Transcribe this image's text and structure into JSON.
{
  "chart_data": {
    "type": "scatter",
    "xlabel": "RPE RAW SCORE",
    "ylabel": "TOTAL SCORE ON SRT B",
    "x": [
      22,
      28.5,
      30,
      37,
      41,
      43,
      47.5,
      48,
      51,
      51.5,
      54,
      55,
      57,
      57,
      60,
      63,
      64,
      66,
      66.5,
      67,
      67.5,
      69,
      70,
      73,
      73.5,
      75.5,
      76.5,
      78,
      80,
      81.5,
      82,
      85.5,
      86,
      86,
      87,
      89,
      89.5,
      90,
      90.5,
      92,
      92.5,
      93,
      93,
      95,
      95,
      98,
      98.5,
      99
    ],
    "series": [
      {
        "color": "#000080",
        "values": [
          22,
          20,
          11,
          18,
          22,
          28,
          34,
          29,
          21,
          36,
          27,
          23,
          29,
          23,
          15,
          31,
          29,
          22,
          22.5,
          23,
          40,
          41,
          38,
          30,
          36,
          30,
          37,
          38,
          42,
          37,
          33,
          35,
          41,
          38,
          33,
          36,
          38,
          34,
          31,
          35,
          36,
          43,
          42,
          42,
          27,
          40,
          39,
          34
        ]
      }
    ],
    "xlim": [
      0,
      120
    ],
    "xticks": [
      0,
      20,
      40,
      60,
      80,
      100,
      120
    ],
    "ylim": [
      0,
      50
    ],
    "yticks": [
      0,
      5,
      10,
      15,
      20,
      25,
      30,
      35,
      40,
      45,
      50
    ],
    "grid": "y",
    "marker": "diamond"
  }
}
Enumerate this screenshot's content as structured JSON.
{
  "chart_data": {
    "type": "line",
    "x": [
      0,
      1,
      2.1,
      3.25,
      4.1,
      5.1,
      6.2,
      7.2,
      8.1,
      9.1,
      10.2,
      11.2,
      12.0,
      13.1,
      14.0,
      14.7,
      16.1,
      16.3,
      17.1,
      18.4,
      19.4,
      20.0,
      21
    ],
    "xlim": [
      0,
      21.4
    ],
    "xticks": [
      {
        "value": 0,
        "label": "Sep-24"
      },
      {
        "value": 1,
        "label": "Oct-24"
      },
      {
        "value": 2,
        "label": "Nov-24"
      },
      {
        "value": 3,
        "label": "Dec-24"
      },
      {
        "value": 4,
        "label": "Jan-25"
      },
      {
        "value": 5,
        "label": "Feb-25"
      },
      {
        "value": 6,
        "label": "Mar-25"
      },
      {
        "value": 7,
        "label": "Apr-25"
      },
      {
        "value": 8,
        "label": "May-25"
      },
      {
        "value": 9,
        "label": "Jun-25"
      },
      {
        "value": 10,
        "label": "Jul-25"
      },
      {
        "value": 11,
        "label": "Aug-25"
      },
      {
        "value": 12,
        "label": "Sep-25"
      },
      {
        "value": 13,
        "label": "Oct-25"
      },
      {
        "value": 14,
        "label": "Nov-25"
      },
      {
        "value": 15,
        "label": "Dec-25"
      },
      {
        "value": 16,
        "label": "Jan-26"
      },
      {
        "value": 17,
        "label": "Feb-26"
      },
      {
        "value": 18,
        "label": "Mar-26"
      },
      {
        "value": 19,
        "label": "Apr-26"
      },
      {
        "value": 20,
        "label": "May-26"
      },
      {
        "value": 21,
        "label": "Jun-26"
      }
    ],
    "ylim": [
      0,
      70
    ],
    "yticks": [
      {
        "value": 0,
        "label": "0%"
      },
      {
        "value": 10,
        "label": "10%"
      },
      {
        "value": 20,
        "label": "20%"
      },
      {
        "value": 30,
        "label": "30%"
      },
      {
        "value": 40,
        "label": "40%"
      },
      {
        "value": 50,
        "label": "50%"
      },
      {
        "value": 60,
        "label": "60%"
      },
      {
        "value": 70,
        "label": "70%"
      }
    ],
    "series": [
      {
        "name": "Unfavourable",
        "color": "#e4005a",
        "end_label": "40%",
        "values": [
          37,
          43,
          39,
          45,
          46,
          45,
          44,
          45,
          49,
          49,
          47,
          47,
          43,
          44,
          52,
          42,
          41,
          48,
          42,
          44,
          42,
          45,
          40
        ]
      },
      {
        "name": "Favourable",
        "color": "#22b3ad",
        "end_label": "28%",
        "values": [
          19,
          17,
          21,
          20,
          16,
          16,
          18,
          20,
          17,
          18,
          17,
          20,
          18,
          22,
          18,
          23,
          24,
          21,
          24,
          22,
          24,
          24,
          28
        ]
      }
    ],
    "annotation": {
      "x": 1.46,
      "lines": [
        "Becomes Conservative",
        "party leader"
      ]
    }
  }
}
++++++++
> _GOAL_
Count how many lines of the data include the word "name". Your reply should be that number alone.

> _EXERCISE RESULT_
2